(Records that describe figures)
● ● ● ●

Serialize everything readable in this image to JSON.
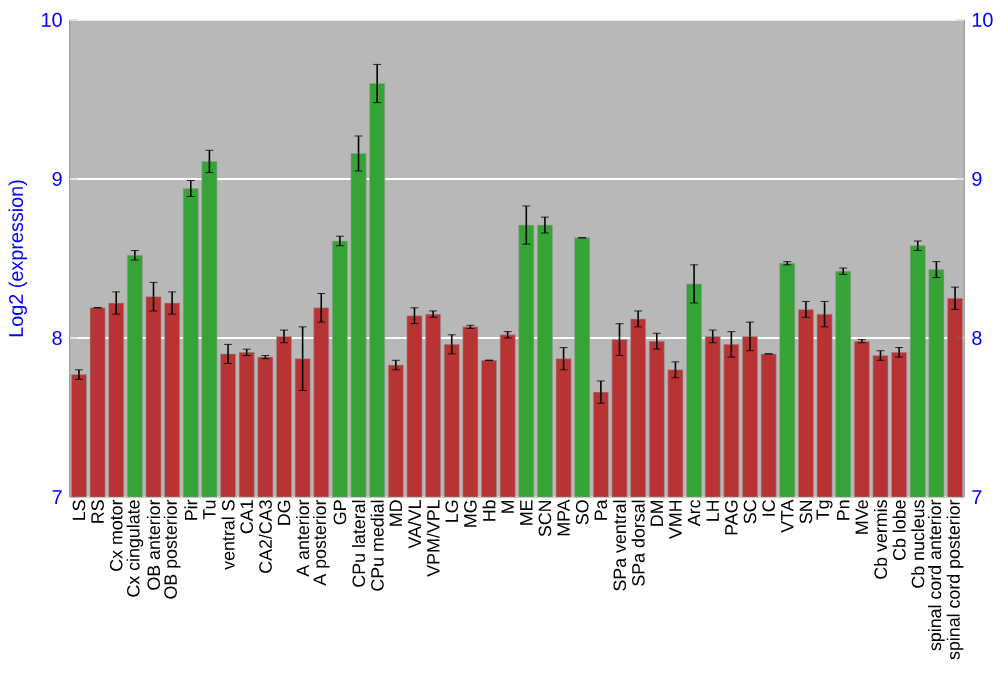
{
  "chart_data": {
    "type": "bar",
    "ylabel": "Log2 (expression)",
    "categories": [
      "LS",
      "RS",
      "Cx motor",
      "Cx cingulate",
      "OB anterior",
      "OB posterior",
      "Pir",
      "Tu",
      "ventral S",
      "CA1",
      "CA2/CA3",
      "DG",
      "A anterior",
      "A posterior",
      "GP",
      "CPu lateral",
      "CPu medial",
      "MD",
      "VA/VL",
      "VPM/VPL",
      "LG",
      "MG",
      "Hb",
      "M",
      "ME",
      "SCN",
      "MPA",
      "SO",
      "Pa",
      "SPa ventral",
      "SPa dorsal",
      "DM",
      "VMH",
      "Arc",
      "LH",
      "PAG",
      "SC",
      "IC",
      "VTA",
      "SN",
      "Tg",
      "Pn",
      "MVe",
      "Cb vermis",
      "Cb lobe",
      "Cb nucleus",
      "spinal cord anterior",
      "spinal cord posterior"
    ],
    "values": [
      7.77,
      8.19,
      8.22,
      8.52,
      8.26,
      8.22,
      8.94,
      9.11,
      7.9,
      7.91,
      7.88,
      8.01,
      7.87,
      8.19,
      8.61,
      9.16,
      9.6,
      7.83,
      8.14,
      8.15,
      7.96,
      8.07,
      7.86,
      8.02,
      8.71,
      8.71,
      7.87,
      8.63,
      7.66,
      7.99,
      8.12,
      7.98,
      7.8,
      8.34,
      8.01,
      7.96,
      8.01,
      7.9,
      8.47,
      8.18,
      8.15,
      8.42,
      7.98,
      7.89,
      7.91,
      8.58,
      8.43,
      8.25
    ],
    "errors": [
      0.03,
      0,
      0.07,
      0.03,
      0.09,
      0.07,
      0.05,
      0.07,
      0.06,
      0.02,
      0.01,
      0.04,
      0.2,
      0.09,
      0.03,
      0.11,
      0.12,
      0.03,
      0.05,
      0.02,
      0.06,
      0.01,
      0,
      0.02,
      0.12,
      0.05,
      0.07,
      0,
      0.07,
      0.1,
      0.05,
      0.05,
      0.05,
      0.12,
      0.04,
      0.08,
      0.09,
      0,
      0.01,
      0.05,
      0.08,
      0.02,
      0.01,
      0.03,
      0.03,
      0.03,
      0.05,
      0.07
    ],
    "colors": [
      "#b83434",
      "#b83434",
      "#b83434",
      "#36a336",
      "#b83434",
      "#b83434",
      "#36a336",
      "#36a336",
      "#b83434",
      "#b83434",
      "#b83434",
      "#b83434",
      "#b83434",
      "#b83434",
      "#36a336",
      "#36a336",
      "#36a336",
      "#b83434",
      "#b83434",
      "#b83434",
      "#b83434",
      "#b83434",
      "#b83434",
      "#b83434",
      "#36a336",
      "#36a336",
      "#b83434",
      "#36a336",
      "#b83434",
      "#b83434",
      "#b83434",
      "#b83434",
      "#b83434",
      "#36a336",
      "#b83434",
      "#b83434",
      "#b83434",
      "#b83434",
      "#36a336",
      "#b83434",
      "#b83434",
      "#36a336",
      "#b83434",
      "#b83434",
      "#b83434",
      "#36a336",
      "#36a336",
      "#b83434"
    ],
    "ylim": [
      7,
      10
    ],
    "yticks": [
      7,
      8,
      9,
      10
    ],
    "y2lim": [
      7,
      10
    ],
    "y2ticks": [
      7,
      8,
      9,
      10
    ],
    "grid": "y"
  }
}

● ● ● ●

_What this task involves_: Omit pictures; set down the rest of the material word for word.

_Full solution_:
Serialize everything readable in this image to JSON.
{
  "chart_data": {
    "type": "bar",
    "ylabel": "Log2 (expression)",
    "categories": [
      "LS",
      "RS",
      "Cx motor",
      "Cx cingulate",
      "OB anterior",
      "OB posterior",
      "Pir",
      "Tu",
      "ventral S",
      "CA1",
      "CA2/CA3",
      "DG",
      "A anterior",
      "A posterior",
      "GP",
      "CPu lateral",
      "CPu medial",
      "MD",
      "VA/VL",
      "VPM/VPL",
      "LG",
      "MG",
      "Hb",
      "M",
      "ME",
      "SCN",
      "MPA",
      "SO",
      "Pa",
      "SPa ventral",
      "SPa dorsal",
      "DM",
      "VMH",
      "Arc",
      "LH",
      "PAG",
      "SC",
      "IC",
      "VTA",
      "SN",
      "Tg",
      "Pn",
      "MVe",
      "Cb vermis",
      "Cb lobe",
      "Cb nucleus",
      "spinal cord anterior",
      "spinal cord posterior"
    ],
    "values": [
      7.77,
      8.19,
      8.22,
      8.52,
      8.26,
      8.22,
      8.94,
      9.11,
      7.9,
      7.91,
      7.88,
      8.01,
      7.87,
      8.19,
      8.61,
      9.16,
      9.6,
      7.83,
      8.14,
      8.15,
      7.96,
      8.07,
      7.86,
      8.02,
      8.71,
      8.71,
      7.87,
      8.63,
      7.66,
      7.99,
      8.12,
      7.98,
      7.8,
      8.34,
      8.01,
      7.96,
      8.01,
      7.9,
      8.47,
      8.18,
      8.15,
      8.42,
      7.98,
      7.89,
      7.91,
      8.58,
      8.43,
      8.25
    ],
    "errors": [
      0.03,
      0,
      0.07,
      0.03,
      0.09,
      0.07,
      0.05,
      0.07,
      0.06,
      0.02,
      0.01,
      0.04,
      0.2,
      0.09,
      0.03,
      0.11,
      0.12,
      0.03,
      0.05,
      0.02,
      0.06,
      0.01,
      0,
      0.02,
      0.12,
      0.05,
      0.07,
      0,
      0.07,
      0.1,
      0.05,
      0.05,
      0.05,
      0.12,
      0.04,
      0.08,
      0.09,
      0,
      0.01,
      0.05,
      0.08,
      0.02,
      0.01,
      0.03,
      0.03,
      0.03,
      0.05,
      0.07
    ],
    "colors": [
      "#b83434",
      "#b83434",
      "#b83434",
      "#36a336",
      "#b83434",
      "#b83434",
      "#36a336",
      "#36a336",
      "#b83434",
      "#b83434",
      "#b83434",
      "#b83434",
      "#b83434",
      "#b83434",
      "#36a336",
      "#36a336",
      "#36a336",
      "#b83434",
      "#b83434",
      "#b83434",
      "#b83434",
      "#b83434",
      "#b83434",
      "#b83434",
      "#36a336",
      "#36a336",
      "#b83434",
      "#36a336",
      "#b83434",
      "#b83434",
      "#b83434",
      "#b83434",
      "#b83434",
      "#36a336",
      "#b83434",
      "#b83434",
      "#b83434",
      "#b83434",
      "#36a336",
      "#b83434",
      "#b83434",
      "#36a336",
      "#b83434",
      "#b83434",
      "#b83434",
      "#36a336",
      "#36a336",
      "#b83434"
    ],
    "ylim": [
      7,
      10
    ],
    "yticks": [
      7,
      8,
      9,
      10
    ],
    "y2lim": [
      7,
      10
    ],
    "y2ticks": [
      7,
      8,
      9,
      10
    ],
    "grid": "y"
  }
}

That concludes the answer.